> **WHAT THE TASK REQUIRES**: Where the word "image" occurs in a line, return that line.

> **EXTRACTED ENTRIES**:
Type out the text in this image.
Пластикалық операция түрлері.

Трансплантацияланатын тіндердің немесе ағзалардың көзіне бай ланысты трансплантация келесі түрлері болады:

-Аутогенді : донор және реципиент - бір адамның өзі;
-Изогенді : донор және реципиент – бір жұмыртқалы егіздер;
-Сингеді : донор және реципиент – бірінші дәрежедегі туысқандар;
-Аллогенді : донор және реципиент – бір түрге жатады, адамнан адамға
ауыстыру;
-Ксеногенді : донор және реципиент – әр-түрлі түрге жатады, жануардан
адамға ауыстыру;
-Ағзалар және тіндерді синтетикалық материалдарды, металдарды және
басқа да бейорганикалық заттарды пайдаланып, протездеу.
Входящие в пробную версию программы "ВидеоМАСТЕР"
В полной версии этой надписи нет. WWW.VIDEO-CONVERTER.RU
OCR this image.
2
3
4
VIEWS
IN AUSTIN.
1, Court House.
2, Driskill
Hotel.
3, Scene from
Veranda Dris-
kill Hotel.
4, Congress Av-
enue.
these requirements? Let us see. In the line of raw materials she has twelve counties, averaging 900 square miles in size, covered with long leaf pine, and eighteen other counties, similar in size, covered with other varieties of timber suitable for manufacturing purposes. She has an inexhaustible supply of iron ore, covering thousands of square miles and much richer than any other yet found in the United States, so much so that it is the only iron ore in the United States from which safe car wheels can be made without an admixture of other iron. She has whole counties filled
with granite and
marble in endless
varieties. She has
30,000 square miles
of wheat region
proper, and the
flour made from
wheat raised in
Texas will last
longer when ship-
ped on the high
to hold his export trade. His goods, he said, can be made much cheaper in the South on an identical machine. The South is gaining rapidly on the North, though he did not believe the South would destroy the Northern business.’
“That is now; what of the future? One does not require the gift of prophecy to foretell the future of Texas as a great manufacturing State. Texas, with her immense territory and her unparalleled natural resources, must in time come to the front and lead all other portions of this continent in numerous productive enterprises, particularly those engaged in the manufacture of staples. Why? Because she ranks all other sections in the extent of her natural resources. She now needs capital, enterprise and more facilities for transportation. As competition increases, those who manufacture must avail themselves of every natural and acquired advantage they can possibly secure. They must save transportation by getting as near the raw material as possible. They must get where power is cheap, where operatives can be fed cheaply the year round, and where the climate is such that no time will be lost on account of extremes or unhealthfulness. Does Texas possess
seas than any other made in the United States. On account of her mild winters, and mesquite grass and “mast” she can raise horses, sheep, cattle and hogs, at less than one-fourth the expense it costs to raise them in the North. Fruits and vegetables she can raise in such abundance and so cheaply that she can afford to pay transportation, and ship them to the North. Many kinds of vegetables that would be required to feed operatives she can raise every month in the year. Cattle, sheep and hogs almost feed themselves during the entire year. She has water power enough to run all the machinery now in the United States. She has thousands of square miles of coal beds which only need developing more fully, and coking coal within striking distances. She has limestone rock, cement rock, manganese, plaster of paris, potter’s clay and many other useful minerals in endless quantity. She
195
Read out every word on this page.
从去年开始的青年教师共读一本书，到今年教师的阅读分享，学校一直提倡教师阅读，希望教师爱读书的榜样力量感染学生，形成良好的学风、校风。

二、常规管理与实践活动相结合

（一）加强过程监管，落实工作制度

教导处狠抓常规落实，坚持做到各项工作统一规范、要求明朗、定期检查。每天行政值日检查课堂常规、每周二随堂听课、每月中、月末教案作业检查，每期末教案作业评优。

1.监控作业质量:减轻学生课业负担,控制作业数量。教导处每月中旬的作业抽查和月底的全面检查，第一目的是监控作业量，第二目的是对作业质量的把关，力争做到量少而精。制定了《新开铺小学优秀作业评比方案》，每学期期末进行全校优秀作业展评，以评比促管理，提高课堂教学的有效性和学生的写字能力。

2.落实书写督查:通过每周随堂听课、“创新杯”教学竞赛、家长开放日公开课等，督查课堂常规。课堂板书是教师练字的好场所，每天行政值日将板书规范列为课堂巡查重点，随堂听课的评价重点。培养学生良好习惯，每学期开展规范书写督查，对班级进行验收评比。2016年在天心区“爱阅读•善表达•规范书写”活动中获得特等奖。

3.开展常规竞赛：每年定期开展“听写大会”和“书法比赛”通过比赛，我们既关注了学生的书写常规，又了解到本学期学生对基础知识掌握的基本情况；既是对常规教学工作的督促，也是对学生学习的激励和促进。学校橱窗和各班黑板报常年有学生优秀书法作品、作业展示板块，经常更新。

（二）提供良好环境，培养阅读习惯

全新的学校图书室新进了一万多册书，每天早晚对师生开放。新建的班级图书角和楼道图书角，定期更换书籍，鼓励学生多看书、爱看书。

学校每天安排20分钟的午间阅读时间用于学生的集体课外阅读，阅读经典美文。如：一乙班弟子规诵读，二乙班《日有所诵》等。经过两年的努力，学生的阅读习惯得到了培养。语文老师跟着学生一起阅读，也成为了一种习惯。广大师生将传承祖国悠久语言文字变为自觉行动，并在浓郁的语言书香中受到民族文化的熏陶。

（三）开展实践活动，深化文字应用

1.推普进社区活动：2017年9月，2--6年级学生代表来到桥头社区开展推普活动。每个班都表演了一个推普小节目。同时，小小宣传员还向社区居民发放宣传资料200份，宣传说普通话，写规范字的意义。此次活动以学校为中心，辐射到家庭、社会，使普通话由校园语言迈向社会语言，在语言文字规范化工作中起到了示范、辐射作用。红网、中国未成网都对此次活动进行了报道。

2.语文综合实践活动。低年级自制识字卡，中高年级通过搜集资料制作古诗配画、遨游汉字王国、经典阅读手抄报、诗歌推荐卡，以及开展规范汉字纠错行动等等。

> **FINAL RESULT**:
Type out the text in this image.
OCR this image.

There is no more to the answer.